* _Extracted information_
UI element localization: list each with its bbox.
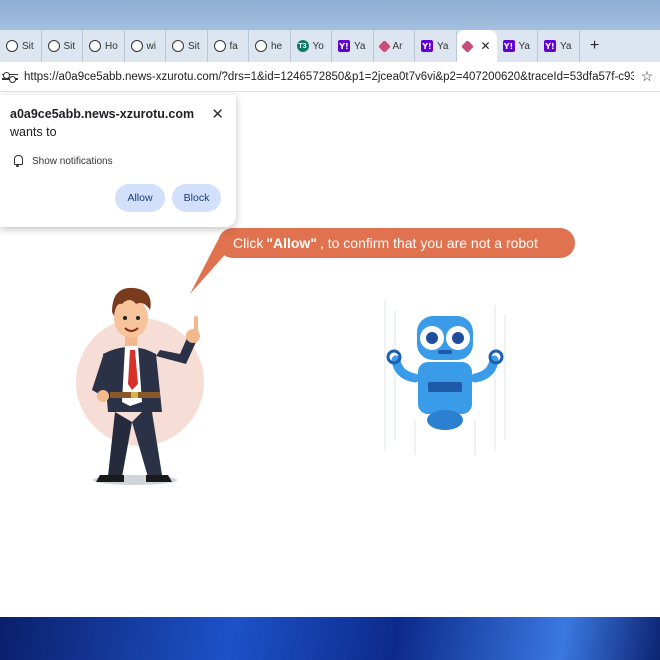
globe-icon [47, 40, 60, 52]
url-field[interactable]: https://a0a9ce5abb.news-xzurotu.com/?drs… [24, 71, 634, 83]
site-icon: T3 [296, 40, 309, 52]
desktop-wallpaper-bottom [0, 617, 660, 660]
globe-icon [172, 40, 184, 52]
tab-label: Ya [354, 40, 366, 52]
permission-buttons: Allow Block [115, 184, 221, 212]
permission-request-row: Show notifications [10, 155, 226, 167]
yahoo-icon: Y! [421, 40, 433, 52]
tab-label: Ho [105, 40, 118, 52]
speech-bubble: Click "Allow" , to confirm that you are … [218, 228, 575, 258]
gift-icon [377, 39, 391, 53]
close-icon[interactable]: ✕ [211, 105, 224, 123]
browser-tab[interactable]: Sit [42, 30, 83, 62]
yahoo-icon: Y! [544, 40, 556, 52]
tab-label: Sit [22, 40, 34, 52]
tab-label: Ar [392, 40, 403, 52]
browser-tab[interactable]: Y! Ya [415, 30, 457, 62]
bookmark-star-icon[interactable]: ☆ [634, 68, 660, 85]
tab-label: Sit [63, 40, 76, 52]
allow-button[interactable]: Allow [115, 184, 165, 212]
globe-icon [89, 40, 101, 52]
notification-permission-popup: a0a9ce5abb.news-xzurotu.com wants to ✕ S… [0, 95, 236, 227]
permission-wants-to: wants to [10, 125, 57, 139]
desktop-background-top [0, 0, 660, 30]
tab-label: Ya [518, 40, 531, 52]
browser-tab[interactable]: Y! Ya [538, 30, 580, 62]
browser-tab[interactable]: Sit [166, 30, 208, 62]
yahoo-icon: Y! [338, 40, 350, 52]
permission-site: a0a9ce5abb.news-xzurotu.com [10, 107, 195, 121]
tab-label: Ya [560, 40, 572, 52]
globe-icon [130, 40, 143, 52]
address-bar: https://a0a9ce5abb.news-xzurotu.com/?drs… [0, 62, 660, 92]
bell-icon [12, 155, 24, 167]
browser-tab[interactable]: he [249, 30, 291, 62]
globe-icon [6, 40, 18, 52]
block-button[interactable]: Block [172, 184, 221, 212]
new-tab-button[interactable]: + [580, 30, 610, 62]
screen: Sit Sit Ho wi Sit fa he T3 Yo Y! Ya Ar Y! Ya ✕ Y! Ya Y! Ya… [0, 0, 660, 660]
tab-label: fa [229, 40, 238, 52]
tab-label: Yo [312, 40, 324, 52]
tab-label: Ya [437, 40, 449, 52]
yahoo-icon: Y! [502, 40, 515, 52]
tab-label: Sit [188, 40, 200, 52]
browser-tab[interactable]: T3 Yo [291, 30, 332, 62]
browser-tab[interactable]: Sit [0, 30, 42, 62]
browser-tab[interactable]: Ar [374, 30, 415, 62]
browser-tab[interactable]: Y! Ya [332, 30, 374, 62]
robot-illustration [384, 300, 506, 455]
site-settings-icon[interactable] [2, 69, 18, 85]
browser-tab[interactable]: Ho [83, 30, 125, 62]
browser-tab[interactable]: fa [208, 30, 249, 62]
browser-tab[interactable]: ✕ [456, 30, 497, 62]
speech-emphasis: "Allow" [266, 235, 317, 251]
gift-icon [460, 39, 474, 53]
tab-strip: Sit Sit Ho wi Sit fa he T3 Yo Y! Ya Ar Y! Ya ✕ Y! Ya Y! Ya… [0, 30, 660, 62]
globe-icon [213, 40, 226, 52]
tab-label: he [271, 40, 283, 52]
tab-label: wi [146, 40, 156, 52]
globe-icon [255, 40, 267, 52]
browser-tab[interactable]: wi [125, 30, 166, 62]
speech-suffix: , to confirm that you are not a robot [319, 235, 538, 251]
browser-tab[interactable]: Y! Ya [497, 30, 538, 62]
close-tab-icon[interactable]: ✕ [480, 39, 490, 53]
permission-request-label: Show notifications [32, 155, 113, 167]
businessman-illustration [76, 287, 204, 485]
speech-prefix: Click [233, 235, 264, 251]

* _Exercise objective_
Reproduce the records above line for line, without the pictures.

* _Final result_
UI element localization: list each with its bbox.
globe-icon [47, 40, 60, 52]
url-field[interactable]: https://a0a9ce5abb.news-xzurotu.com/?drs… [24, 71, 634, 83]
site-icon: T3 [296, 40, 309, 52]
desktop-wallpaper-bottom [0, 617, 660, 660]
globe-icon [172, 40, 184, 52]
tab-label: Ya [354, 40, 366, 52]
permission-buttons: Allow Block [115, 184, 221, 212]
permission-request-row: Show notifications [10, 155, 226, 167]
yahoo-icon: Y! [421, 40, 433, 52]
tab-label: Ho [105, 40, 118, 52]
speech-bubble: Click "Allow" , to confirm that you are … [218, 228, 575, 258]
gift-icon [377, 39, 391, 53]
close-icon[interactable]: ✕ [211, 105, 224, 123]
browser-tab[interactable]: Sit [42, 30, 83, 62]
yahoo-icon: Y! [544, 40, 556, 52]
tab-label: Sit [22, 40, 34, 52]
tab-label: Ar [392, 40, 403, 52]
browser-tab[interactable]: Y! Ya [415, 30, 457, 62]
bookmark-star-icon[interactable]: ☆ [634, 68, 660, 85]
tab-label: Sit [63, 40, 76, 52]
allow-button[interactable]: Allow [115, 184, 165, 212]
globe-icon [89, 40, 101, 52]
notification-permission-popup: a0a9ce5abb.news-xzurotu.com wants to ✕ S… [0, 95, 236, 227]
permission-wants-to: wants to [10, 125, 57, 139]
desktop-background-top [0, 0, 660, 30]
tab-label: Ya [518, 40, 531, 52]
browser-tab[interactable]: Y! Ya [538, 30, 580, 62]
browser-tab[interactable]: Sit [166, 30, 208, 62]
yahoo-icon: Y! [338, 40, 350, 52]
permission-site: a0a9ce5abb.news-xzurotu.com [10, 107, 195, 121]
tab-label: Ya [560, 40, 572, 52]
globe-icon [130, 40, 143, 52]
address-bar: https://a0a9ce5abb.news-xzurotu.com/?drs… [0, 62, 660, 92]
bell-icon [12, 155, 24, 167]
browser-tab[interactable]: he [249, 30, 291, 62]
globe-icon [6, 40, 18, 52]
block-button[interactable]: Block [172, 184, 221, 212]
new-tab-button[interactable]: + [580, 30, 610, 62]
screen: Sit Sit Ho wi Sit fa he T3 Yo Y! Ya Ar Y! Ya ✕ Y! Ya Y! Ya… [0, 0, 660, 660]
tab-label: fa [229, 40, 238, 52]
tab-label: Yo [312, 40, 324, 52]
tab-label: Ya [437, 40, 449, 52]
yahoo-icon: Y! [502, 40, 515, 52]
tab-label: Sit [188, 40, 200, 52]
browser-tab[interactable]: T3 Yo [291, 30, 332, 62]
browser-tab[interactable]: Sit [0, 30, 42, 62]
browser-tab[interactable]: Ar [374, 30, 415, 62]
browser-tab[interactable]: Y! Ya [332, 30, 374, 62]
robot-illustration [384, 300, 506, 455]
site-settings-icon[interactable] [2, 69, 18, 85]
browser-tab[interactable]: Ho [83, 30, 125, 62]
browser-tab[interactable]: fa [208, 30, 249, 62]
browser-tab[interactable]: ✕ [456, 30, 497, 62]
speech-emphasis: "Allow" [266, 235, 317, 251]
gift-icon [460, 39, 474, 53]
tab-strip: Sit Sit Ho wi Sit fa he T3 Yo Y! Ya Ar Y! Ya ✕ Y! Ya Y! Ya… [0, 30, 660, 62]
globe-icon [213, 40, 226, 52]
tab-label: he [271, 40, 283, 52]
tab-label: wi [146, 40, 156, 52]
globe-icon [255, 40, 267, 52]
browser-tab[interactable]: wi [125, 30, 166, 62]
speech-suffix: , to confirm that you are not a robot [319, 235, 538, 251]
browser-tab[interactable]: Y! Ya [497, 30, 538, 62]
close-tab-icon[interactable]: ✕ [480, 39, 490, 53]
permission-request-label: Show notifications [32, 155, 113, 167]
businessman-illustration [76, 287, 204, 485]
speech-prefix: Click [233, 235, 264, 251]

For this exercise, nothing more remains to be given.